--- SUPPLIED INFORMATION ---

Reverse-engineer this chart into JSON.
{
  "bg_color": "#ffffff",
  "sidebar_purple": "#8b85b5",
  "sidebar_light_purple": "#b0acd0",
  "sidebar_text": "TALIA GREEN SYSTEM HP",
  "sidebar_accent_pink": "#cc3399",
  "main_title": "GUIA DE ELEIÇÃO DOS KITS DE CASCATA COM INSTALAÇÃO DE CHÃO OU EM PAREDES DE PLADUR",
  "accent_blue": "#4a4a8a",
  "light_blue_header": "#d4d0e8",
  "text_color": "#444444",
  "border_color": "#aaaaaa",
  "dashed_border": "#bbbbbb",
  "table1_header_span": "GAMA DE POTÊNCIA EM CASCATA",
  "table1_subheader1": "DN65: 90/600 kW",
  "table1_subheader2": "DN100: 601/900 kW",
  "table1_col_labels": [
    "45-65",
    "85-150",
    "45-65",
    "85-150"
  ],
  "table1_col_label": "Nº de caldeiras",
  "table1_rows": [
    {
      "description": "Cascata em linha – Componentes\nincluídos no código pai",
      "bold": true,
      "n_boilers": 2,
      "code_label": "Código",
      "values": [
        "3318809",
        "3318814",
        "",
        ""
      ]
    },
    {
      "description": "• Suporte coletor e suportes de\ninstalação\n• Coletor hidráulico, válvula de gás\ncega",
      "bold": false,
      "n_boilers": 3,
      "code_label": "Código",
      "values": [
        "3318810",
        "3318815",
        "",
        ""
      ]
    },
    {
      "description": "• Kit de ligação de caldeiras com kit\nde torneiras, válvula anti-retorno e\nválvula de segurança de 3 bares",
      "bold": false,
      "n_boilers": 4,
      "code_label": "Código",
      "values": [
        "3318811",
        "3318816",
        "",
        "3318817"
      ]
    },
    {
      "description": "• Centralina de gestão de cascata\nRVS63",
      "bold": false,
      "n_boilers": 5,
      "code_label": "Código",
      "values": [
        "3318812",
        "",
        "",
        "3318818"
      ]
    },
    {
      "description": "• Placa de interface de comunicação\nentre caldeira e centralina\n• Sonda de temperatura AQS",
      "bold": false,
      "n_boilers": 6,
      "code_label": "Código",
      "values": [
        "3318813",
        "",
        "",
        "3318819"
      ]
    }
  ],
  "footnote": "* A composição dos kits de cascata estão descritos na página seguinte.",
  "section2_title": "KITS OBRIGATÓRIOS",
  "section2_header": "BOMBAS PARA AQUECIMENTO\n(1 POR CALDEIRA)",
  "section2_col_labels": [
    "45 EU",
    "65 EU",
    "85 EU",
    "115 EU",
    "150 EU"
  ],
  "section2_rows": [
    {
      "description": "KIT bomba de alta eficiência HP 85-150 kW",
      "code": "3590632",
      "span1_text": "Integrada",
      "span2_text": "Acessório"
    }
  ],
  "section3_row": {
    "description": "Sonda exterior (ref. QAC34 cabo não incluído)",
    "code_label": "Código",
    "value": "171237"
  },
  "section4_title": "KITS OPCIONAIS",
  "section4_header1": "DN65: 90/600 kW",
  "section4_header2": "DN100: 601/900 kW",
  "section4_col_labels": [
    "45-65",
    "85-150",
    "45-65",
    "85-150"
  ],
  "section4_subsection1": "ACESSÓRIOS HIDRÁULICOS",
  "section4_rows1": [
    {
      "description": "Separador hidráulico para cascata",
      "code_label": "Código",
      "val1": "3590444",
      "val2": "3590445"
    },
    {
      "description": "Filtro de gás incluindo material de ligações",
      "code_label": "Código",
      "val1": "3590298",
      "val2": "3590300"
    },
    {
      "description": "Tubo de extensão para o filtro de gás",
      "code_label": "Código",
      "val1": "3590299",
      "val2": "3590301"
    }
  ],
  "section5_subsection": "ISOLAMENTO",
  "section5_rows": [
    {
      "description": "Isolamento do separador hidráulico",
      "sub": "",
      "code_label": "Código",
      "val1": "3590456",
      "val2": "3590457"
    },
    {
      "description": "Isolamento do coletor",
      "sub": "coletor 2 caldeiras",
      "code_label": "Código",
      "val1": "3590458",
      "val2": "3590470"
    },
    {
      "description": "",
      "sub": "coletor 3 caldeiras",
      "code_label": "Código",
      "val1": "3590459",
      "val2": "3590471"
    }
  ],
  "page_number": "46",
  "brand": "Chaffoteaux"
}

--- PROBLEM TO SOLVE ---
Above are the records; retype every one exactly.

--- EXPECTED ANSWER ---
Reverse-engineer this chart into JSON.
{
  "bg_color": "#ffffff",
  "sidebar_purple": "#8b85b5",
  "sidebar_light_purple": "#b0acd0",
  "sidebar_text": "TALIA GREEN SYSTEM HP",
  "sidebar_accent_pink": "#cc3399",
  "main_title": "GUIA DE ELEIÇÃO DOS KITS DE CASCATA COM INSTALAÇÃO DE CHÃO OU EM PAREDES DE PLADUR",
  "accent_blue": "#4a4a8a",
  "light_blue_header": "#d4d0e8",
  "text_color": "#444444",
  "border_color": "#aaaaaa",
  "dashed_border": "#bbbbbb",
  "table1_header_span": "GAMA DE POTÊNCIA EM CASCATA",
  "table1_subheader1": "DN65: 90/600 kW",
  "table1_subheader2": "DN100: 601/900 kW",
  "table1_col_labels": [
    "45-65",
    "85-150",
    "45-65",
    "85-150"
  ],
  "table1_col_label": "Nº de caldeiras",
  "table1_rows": [
    {
      "description": "Cascata em linha – Componentes\nincluídos no código pai",
      "bold": true,
      "n_boilers": 2,
      "code_label": "Código",
      "values": [
        "3318809",
        "3318814",
        "",
        ""
      ]
    },
    {
      "description": "• Suporte coletor e suportes de\ninstalação\n• Coletor hidráulico, válvula de gás\ncega",
      "bold": false,
      "n_boilers": 3,
      "code_label": "Código",
      "values": [
        "3318810",
        "3318815",
        "",
        ""
      ]
    },
    {
      "description": "• Kit de ligação de caldeiras com kit\nde torneiras, válvula anti-retorno e\nválvula de segurança de 3 bares",
      "bold": false,
      "n_boilers": 4,
      "code_label": "Código",
      "values": [
        "3318811",
        "3318816",
        "",
        "3318817"
      ]
    },
    {
      "description": "• Centralina de gestão de cascata\nRVS63",
      "bold": false,
      "n_boilers": 5,
      "code_label": "Código",
      "values": [
        "3318812",
        "",
        "",
        "3318818"
      ]
    },
    {
      "description": "• Placa de interface de comunicação\nentre caldeira e centralina\n• Sonda de temperatura AQS",
      "bold": false,
      "n_boilers": 6,
      "code_label": "Código",
      "values": [
        "3318813",
        "",
        "",
        "3318819"
      ]
    }
  ],
  "footnote": "* A composição dos kits de cascata estão descritos na página seguinte.",
  "section2_title": "KITS OBRIGATÓRIOS",
  "section2_header": "BOMBAS PARA AQUECIMENTO\n(1 POR CALDEIRA)",
  "section2_col_labels": [
    "45 EU",
    "65 EU",
    "85 EU",
    "115 EU",
    "150 EU"
  ],
  "section2_rows": [
    {
      "description": "KIT bomba de alta eficiência HP 85-150 kW",
      "code": "3590632",
      "span1_text": "Integrada",
      "span2_text": "Acessório"
    }
  ],
  "section3_row": {
    "description": "Sonda exterior (ref. QAC34 cabo não incluído)",
    "code_label": "Código",
    "value": "171237"
  },
  "section4_title": "KITS OPCIONAIS",
  "section4_header1": "DN65: 90/600 kW",
  "section4_header2": "DN100: 601/900 kW",
  "section4_col_labels": [
    "45-65",
    "85-150",
    "45-65",
    "85-150"
  ],
  "section4_subsection1": "ACESSÓRIOS HIDRÁULICOS",
  "section4_rows1": [
    {
      "description": "Separador hidráulico para cascata",
      "code_label": "Código",
      "val1": "3590444",
      "val2": "3590445"
    },
    {
      "description": "Filtro de gás incluindo material de ligações",
      "code_label": "Código",
      "val1": "3590298",
      "val2": "3590300"
    },
    {
      "description": "Tubo de extensão para o filtro de gás",
      "code_label": "Código",
      "val1": "3590299",
      "val2": "3590301"
    }
  ],
  "section5_subsection": "ISOLAMENTO",
  "section5_rows": [
    {
      "description": "Isolamento do separador hidráulico",
      "sub": "",
      "code_label": "Código",
      "val1": "3590456",
      "val2": "3590457"
    },
    {
      "description": "Isolamento do coletor",
      "sub": "coletor 2 caldeiras",
      "code_label": "Código",
      "val1": "3590458",
      "val2": "3590470"
    },
    {
      "description": "",
      "sub": "coletor 3 caldeiras",
      "code_label": "Código",
      "val1": "3590459",
      "val2": "3590471"
    }
  ],
  "page_number": "46",
  "brand": "Chaffoteaux"
}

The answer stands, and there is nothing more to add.